--- Exercise task ---
In full and without alteration, repeat the material.

--- Provided material ---
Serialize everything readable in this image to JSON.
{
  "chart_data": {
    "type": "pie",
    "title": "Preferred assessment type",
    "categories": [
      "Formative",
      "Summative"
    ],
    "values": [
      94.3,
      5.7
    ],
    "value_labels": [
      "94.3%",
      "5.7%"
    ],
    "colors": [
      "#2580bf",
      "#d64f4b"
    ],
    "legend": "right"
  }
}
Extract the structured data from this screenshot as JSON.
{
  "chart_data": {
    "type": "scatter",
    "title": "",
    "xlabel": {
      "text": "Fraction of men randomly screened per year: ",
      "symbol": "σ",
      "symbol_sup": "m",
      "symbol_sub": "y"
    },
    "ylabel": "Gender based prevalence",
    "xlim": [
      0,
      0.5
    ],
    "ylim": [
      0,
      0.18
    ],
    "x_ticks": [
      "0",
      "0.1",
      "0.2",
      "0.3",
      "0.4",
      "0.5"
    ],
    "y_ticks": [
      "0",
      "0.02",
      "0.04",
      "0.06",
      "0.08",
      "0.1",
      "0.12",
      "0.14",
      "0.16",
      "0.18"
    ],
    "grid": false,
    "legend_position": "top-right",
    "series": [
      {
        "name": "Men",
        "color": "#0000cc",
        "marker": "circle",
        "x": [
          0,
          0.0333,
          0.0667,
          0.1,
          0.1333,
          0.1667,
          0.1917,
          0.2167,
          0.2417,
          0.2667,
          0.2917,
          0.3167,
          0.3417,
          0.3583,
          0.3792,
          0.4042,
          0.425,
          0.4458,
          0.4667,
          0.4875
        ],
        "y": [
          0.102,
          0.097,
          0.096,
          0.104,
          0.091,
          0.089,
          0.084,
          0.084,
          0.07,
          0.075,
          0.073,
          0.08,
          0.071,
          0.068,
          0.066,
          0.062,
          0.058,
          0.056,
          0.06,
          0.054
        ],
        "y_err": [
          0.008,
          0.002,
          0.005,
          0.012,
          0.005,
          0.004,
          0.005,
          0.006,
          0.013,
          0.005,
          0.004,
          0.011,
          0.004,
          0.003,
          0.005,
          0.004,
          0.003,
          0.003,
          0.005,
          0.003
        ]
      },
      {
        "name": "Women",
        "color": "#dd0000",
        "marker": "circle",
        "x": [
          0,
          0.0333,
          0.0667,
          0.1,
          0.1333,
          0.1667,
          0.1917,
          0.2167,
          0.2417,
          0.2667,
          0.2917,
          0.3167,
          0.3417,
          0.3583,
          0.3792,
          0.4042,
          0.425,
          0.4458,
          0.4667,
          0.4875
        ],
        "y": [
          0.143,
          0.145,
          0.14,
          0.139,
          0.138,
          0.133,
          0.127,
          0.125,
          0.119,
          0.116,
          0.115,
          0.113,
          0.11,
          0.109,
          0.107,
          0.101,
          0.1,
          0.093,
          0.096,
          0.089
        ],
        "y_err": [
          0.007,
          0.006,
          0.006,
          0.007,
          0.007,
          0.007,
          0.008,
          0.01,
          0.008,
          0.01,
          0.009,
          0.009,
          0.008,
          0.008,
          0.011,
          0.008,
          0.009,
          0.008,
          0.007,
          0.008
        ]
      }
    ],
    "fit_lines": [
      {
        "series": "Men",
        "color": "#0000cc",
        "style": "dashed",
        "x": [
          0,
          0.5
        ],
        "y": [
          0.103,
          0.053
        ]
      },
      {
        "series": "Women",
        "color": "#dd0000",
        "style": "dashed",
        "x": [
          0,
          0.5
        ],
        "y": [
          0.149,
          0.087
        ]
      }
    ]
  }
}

--- Exercise result ---
Serialize everything readable in this image to JSON.
{
  "chart_data": {
    "type": "pie",
    "title": "Preferred assessment type",
    "categories": [
      "Formative",
      "Summative"
    ],
    "values": [
      94.3,
      5.7
    ],
    "value_labels": [
      "94.3%",
      "5.7%"
    ],
    "colors": [
      "#2580bf",
      "#d64f4b"
    ],
    "legend": "right"
  }
}
Extract the structured data from this screenshot as JSON.
{
  "chart_data": {
    "type": "scatter",
    "title": "",
    "xlabel": {
      "text": "Fraction of men randomly screened per year: ",
      "symbol": "σ",
      "symbol_sup": "m",
      "symbol_sub": "y"
    },
    "ylabel": "Gender based prevalence",
    "xlim": [
      0,
      0.5
    ],
    "ylim": [
      0,
      0.18
    ],
    "x_ticks": [
      "0",
      "0.1",
      "0.2",
      "0.3",
      "0.4",
      "0.5"
    ],
    "y_ticks": [
      "0",
      "0.02",
      "0.04",
      "0.06",
      "0.08",
      "0.1",
      "0.12",
      "0.14",
      "0.16",
      "0.18"
    ],
    "grid": false,
    "legend_position": "top-right",
    "series": [
      {
        "name": "Men",
        "color": "#0000cc",
        "marker": "circle",
        "x": [
          0,
          0.0333,
          0.0667,
          0.1,
          0.1333,
          0.1667,
          0.1917,
          0.2167,
          0.2417,
          0.2667,
          0.2917,
          0.3167,
          0.3417,
          0.3583,
          0.3792,
          0.4042,
          0.425,
          0.4458,
          0.4667,
          0.4875
        ],
        "y": [
          0.102,
          0.097,
          0.096,
          0.104,
          0.091,
          0.089,
          0.084,
          0.084,
          0.07,
          0.075,
          0.073,
          0.08,
          0.071,
          0.068,
          0.066,
          0.062,
          0.058,
          0.056,
          0.06,
          0.054
        ],
        "y_err": [
          0.008,
          0.002,
          0.005,
          0.012,
          0.005,
          0.004,
          0.005,
          0.006,
          0.013,
          0.005,
          0.004,
          0.011,
          0.004,
          0.003,
          0.005,
          0.004,
          0.003,
          0.003,
          0.005,
          0.003
        ]
      },
      {
        "name": "Women",
        "color": "#dd0000",
        "marker": "circle",
        "x": [
          0,
          0.0333,
          0.0667,
          0.1,
          0.1333,
          0.1667,
          0.1917,
          0.2167,
          0.2417,
          0.2667,
          0.2917,
          0.3167,
          0.3417,
          0.3583,
          0.3792,
          0.4042,
          0.425,
          0.4458,
          0.4667,
          0.4875
        ],
        "y": [
          0.143,
          0.145,
          0.14,
          0.139,
          0.138,
          0.133,
          0.127,
          0.125,
          0.119,
          0.116,
          0.115,
          0.113,
          0.11,
          0.109,
          0.107,
          0.101,
          0.1,
          0.093,
          0.096,
          0.089
        ],
        "y_err": [
          0.007,
          0.006,
          0.006,
          0.007,
          0.007,
          0.007,
          0.008,
          0.01,
          0.008,
          0.01,
          0.009,
          0.009,
          0.008,
          0.008,
          0.011,
          0.008,
          0.009,
          0.008,
          0.007,
          0.008
        ]
      }
    ],
    "fit_lines": [
      {
        "series": "Men",
        "color": "#0000cc",
        "style": "dashed",
        "x": [
          0,
          0.5
        ],
        "y": [
          0.103,
          0.053
        ]
      },
      {
        "series": "Women",
        "color": "#dd0000",
        "style": "dashed",
        "x": [
          0,
          0.5
        ],
        "y": [
          0.149,
          0.087
        ]
      }
    ]
  }
}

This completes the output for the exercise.